▸ **Goal**
Copy each line of the records that holds the string "preceding".

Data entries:

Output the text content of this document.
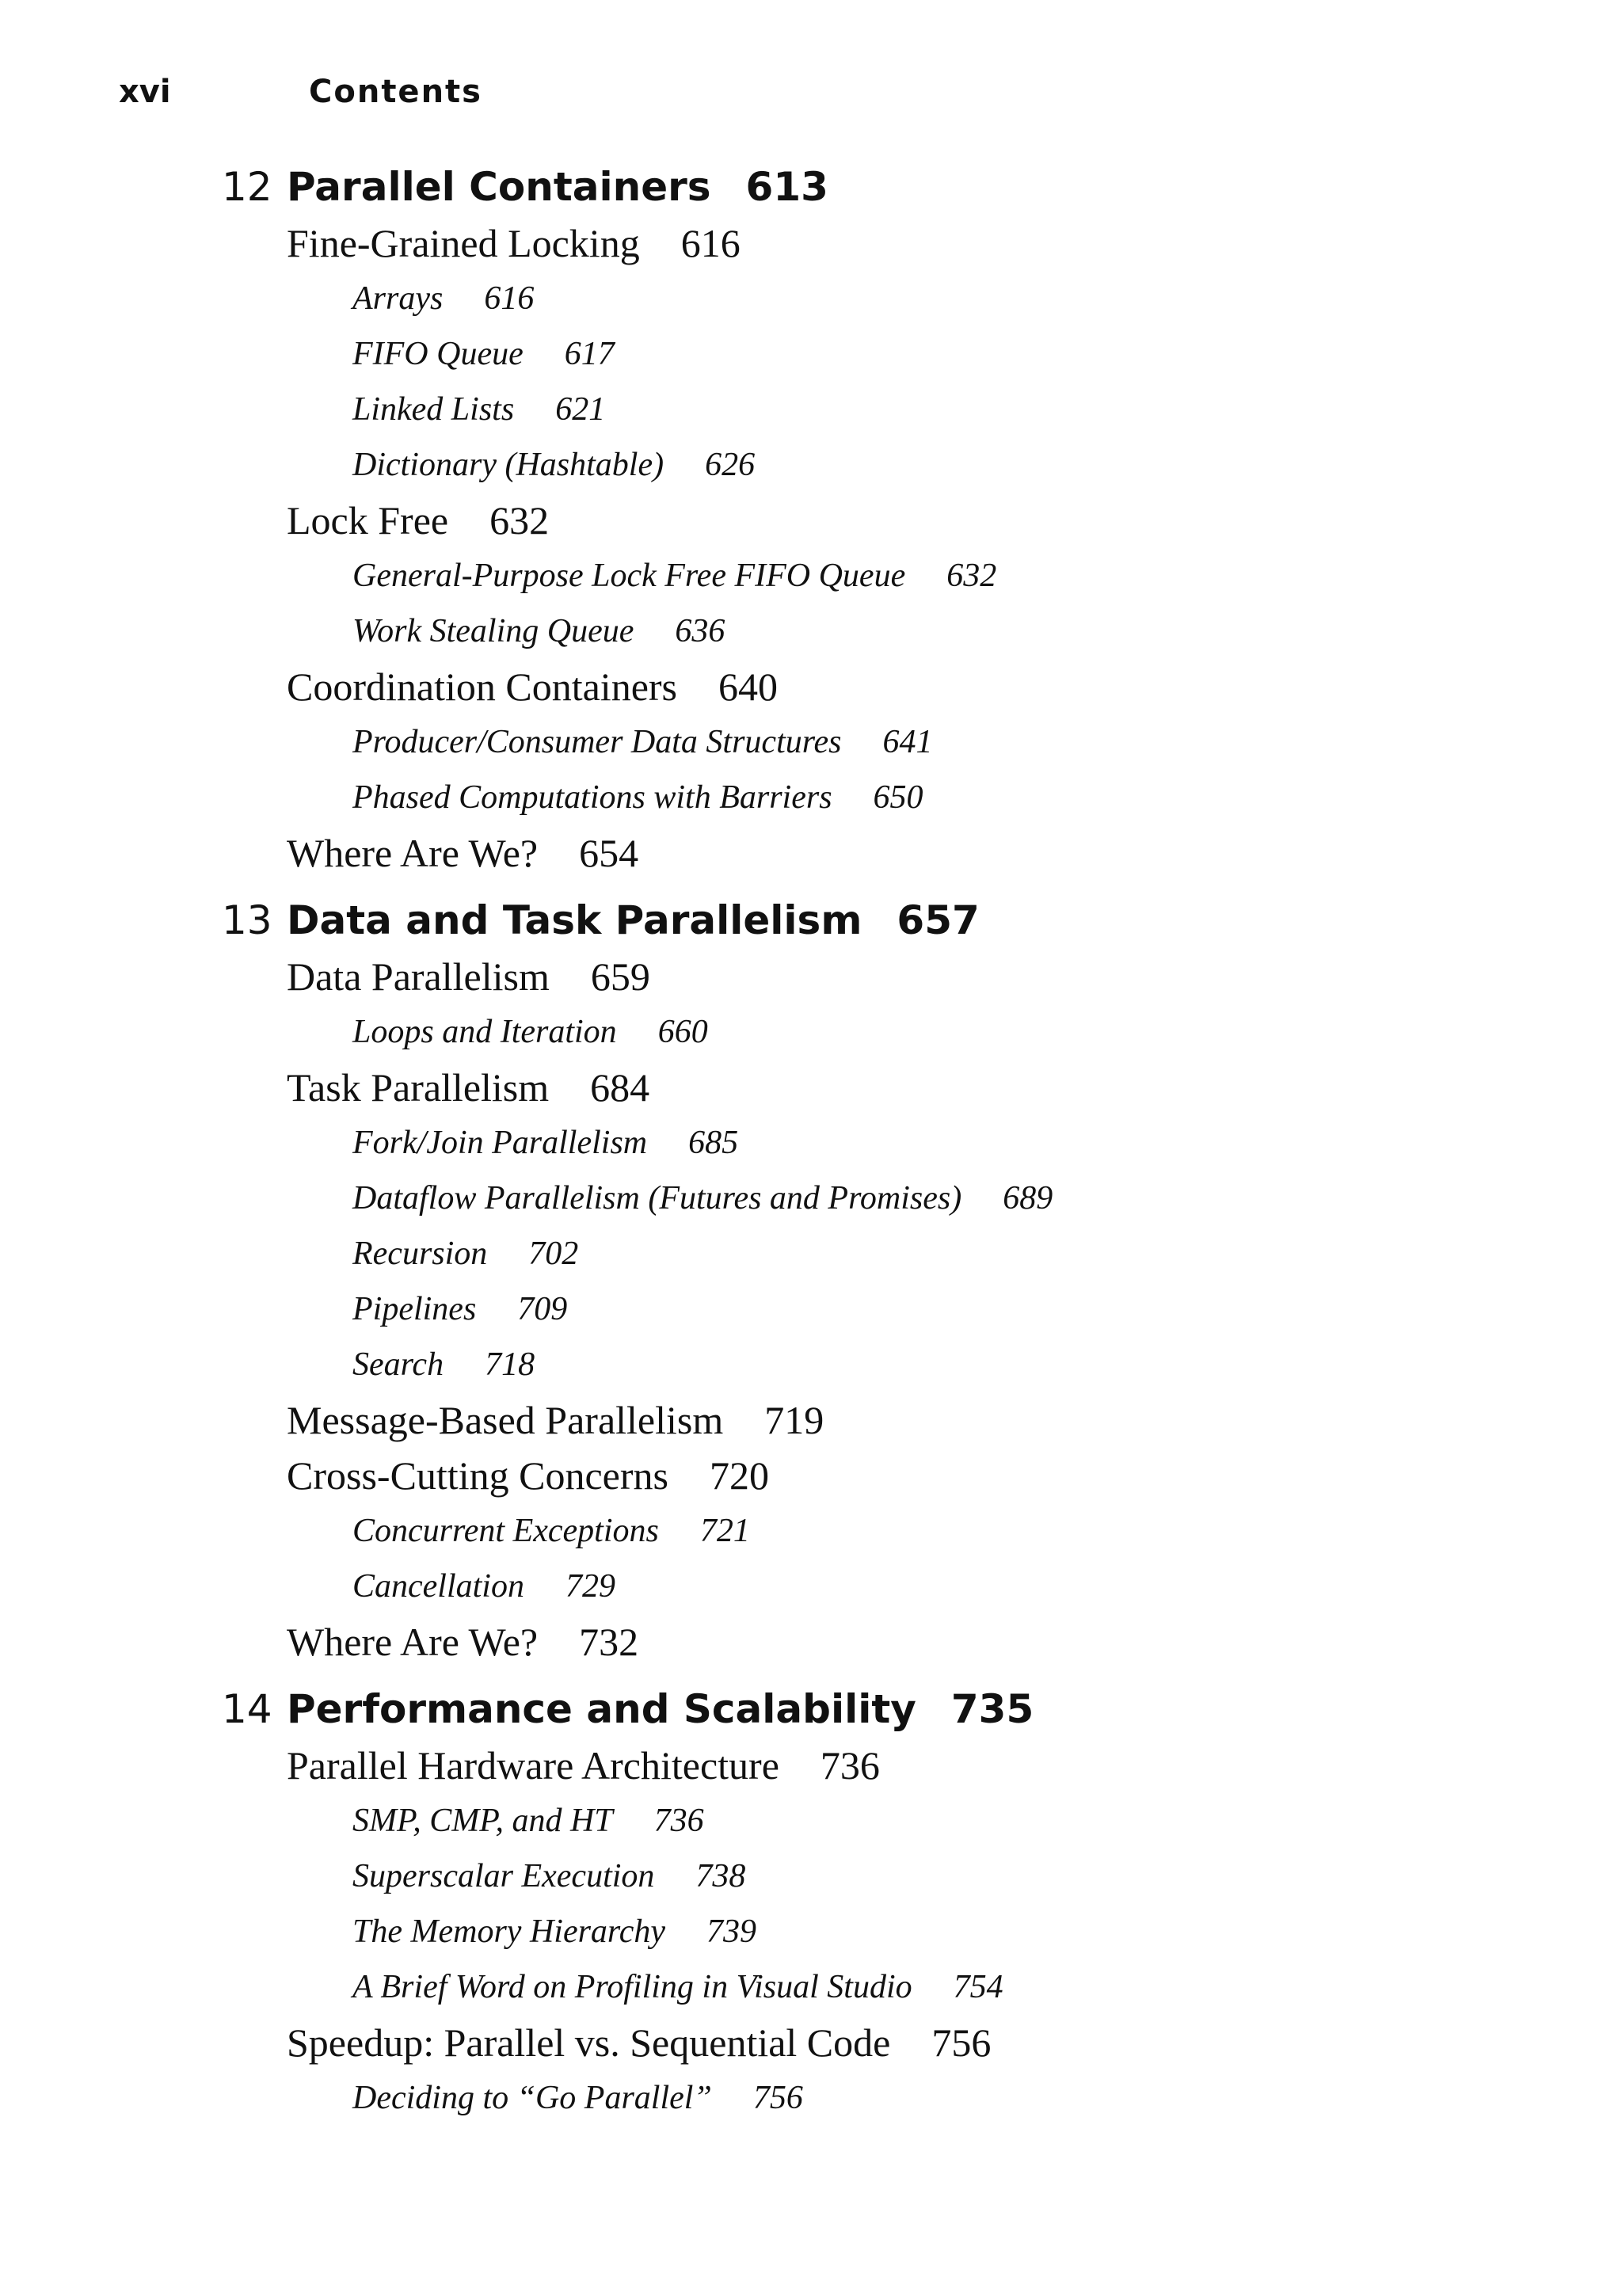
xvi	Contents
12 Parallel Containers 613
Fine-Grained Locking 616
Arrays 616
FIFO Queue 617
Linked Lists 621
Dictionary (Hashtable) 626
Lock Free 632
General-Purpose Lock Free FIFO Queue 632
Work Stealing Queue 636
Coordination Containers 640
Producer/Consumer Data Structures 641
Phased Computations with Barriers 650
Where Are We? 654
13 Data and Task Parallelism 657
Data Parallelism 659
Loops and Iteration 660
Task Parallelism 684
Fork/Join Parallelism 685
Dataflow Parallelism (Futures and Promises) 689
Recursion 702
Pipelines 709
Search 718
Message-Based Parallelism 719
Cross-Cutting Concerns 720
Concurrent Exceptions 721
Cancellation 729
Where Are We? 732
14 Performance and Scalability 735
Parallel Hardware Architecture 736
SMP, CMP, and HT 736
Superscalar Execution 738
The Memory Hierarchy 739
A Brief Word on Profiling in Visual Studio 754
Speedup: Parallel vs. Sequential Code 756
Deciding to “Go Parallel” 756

...

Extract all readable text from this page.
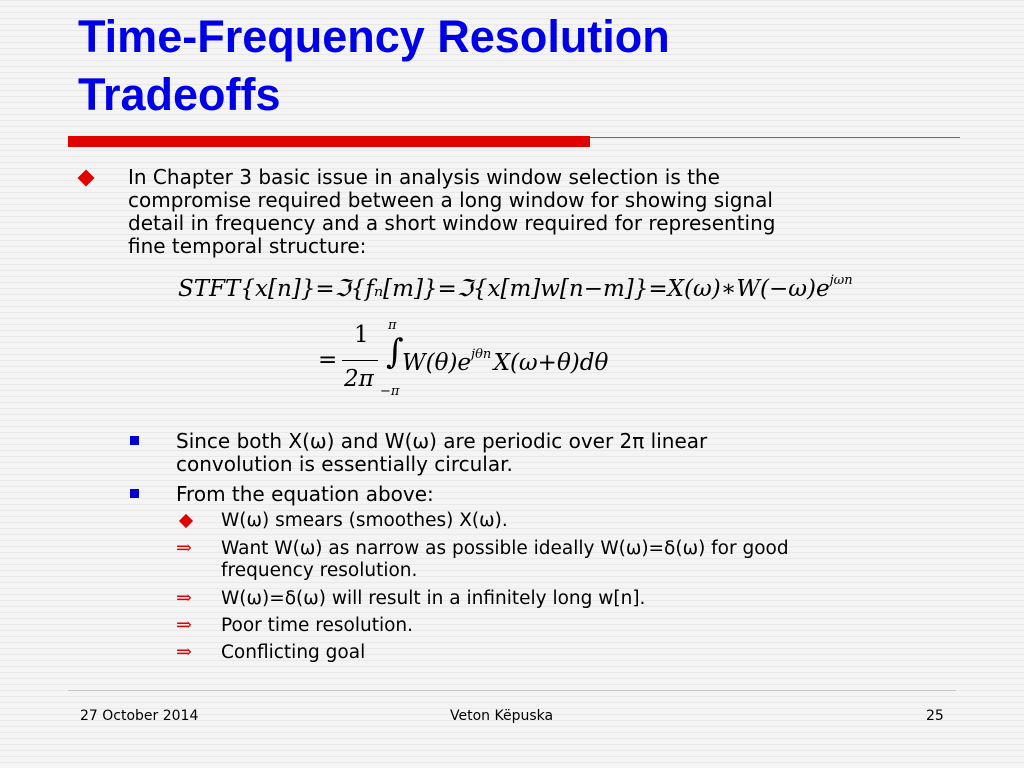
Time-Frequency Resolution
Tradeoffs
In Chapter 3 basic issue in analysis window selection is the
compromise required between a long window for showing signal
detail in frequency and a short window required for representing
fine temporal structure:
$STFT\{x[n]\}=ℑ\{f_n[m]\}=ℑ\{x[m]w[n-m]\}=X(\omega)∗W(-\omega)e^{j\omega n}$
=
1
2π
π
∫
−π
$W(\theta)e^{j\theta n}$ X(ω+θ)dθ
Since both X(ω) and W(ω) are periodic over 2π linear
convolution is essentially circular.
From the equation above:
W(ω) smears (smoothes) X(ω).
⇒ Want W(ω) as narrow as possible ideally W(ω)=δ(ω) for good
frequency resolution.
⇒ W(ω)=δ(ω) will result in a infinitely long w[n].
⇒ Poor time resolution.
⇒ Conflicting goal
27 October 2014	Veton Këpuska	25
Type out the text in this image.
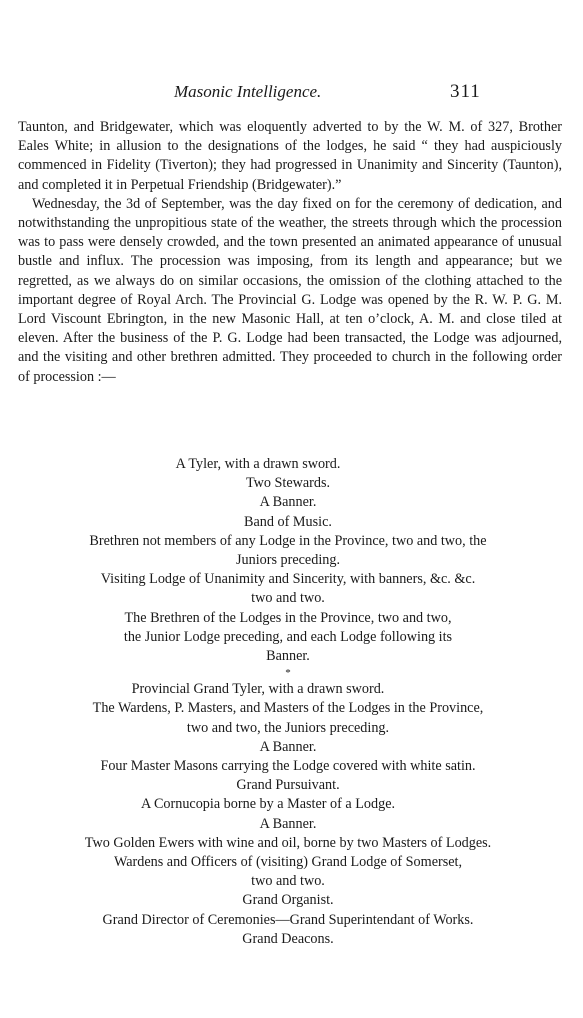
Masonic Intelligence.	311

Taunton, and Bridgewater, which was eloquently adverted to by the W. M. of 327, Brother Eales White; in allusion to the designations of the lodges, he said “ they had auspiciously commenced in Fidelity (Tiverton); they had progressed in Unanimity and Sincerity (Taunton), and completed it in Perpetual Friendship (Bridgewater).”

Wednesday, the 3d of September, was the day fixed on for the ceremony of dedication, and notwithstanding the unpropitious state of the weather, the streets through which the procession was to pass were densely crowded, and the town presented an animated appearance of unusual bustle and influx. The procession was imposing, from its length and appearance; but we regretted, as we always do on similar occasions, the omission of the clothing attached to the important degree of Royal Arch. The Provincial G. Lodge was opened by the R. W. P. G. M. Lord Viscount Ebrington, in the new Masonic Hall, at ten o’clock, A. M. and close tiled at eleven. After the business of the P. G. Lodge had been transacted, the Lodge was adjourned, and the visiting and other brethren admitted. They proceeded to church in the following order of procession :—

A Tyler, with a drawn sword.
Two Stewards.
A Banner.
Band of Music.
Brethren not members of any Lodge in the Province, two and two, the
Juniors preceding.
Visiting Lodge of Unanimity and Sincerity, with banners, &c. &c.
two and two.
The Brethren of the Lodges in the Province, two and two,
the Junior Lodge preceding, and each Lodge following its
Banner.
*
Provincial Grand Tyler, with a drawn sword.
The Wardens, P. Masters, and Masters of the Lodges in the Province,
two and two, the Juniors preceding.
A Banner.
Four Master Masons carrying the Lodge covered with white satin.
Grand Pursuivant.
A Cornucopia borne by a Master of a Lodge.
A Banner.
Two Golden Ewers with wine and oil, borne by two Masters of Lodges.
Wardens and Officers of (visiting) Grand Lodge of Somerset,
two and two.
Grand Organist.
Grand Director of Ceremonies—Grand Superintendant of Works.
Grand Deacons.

...

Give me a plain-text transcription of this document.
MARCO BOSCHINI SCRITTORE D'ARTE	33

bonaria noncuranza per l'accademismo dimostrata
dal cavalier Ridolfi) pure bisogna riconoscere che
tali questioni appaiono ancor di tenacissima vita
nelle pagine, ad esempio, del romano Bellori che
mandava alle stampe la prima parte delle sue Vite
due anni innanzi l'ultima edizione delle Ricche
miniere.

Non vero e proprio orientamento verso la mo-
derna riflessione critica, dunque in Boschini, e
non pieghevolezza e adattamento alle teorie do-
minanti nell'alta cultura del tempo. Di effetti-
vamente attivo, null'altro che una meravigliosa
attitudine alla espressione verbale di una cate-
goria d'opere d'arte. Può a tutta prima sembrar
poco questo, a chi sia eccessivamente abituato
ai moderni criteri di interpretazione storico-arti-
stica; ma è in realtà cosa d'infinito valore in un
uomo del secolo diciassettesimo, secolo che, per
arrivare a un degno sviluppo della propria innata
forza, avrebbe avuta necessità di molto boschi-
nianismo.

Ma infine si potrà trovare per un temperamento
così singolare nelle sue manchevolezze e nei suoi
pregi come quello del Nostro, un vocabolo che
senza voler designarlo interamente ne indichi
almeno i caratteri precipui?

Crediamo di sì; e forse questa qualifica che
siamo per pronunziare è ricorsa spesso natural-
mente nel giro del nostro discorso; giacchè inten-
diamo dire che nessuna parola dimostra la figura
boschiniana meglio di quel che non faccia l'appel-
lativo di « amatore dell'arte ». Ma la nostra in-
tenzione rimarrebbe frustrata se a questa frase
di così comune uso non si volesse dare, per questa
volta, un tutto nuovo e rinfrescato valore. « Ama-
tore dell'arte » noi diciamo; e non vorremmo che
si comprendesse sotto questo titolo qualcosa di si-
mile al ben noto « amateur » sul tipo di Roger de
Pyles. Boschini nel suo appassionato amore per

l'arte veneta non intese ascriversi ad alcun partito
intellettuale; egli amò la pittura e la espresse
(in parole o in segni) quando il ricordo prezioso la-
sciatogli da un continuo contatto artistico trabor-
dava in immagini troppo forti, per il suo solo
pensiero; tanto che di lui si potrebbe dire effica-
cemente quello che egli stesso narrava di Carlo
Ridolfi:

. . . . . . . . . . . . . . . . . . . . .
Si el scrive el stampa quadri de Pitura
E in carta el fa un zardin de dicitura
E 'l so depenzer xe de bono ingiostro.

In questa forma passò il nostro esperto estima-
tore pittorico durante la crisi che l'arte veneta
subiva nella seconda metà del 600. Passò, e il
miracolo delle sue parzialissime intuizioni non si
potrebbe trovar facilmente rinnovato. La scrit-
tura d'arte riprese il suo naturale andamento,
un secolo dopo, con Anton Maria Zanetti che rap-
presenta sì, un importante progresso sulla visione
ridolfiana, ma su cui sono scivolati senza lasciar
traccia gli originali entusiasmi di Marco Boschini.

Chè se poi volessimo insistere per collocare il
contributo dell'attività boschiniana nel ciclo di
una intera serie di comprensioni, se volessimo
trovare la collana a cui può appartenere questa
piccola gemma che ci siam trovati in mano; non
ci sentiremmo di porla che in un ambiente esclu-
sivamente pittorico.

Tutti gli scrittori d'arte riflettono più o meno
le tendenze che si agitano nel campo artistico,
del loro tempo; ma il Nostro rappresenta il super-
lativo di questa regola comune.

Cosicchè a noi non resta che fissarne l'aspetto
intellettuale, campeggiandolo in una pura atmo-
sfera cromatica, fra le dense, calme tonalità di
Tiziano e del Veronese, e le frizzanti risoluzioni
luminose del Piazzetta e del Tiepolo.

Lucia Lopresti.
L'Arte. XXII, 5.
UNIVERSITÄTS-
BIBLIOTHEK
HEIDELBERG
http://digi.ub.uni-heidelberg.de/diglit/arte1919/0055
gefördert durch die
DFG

▸ **Solution to this task**
Juniors preceding.
the Junior Lodge preceding, and each Lodge following its
two and two, the Juniors preceding.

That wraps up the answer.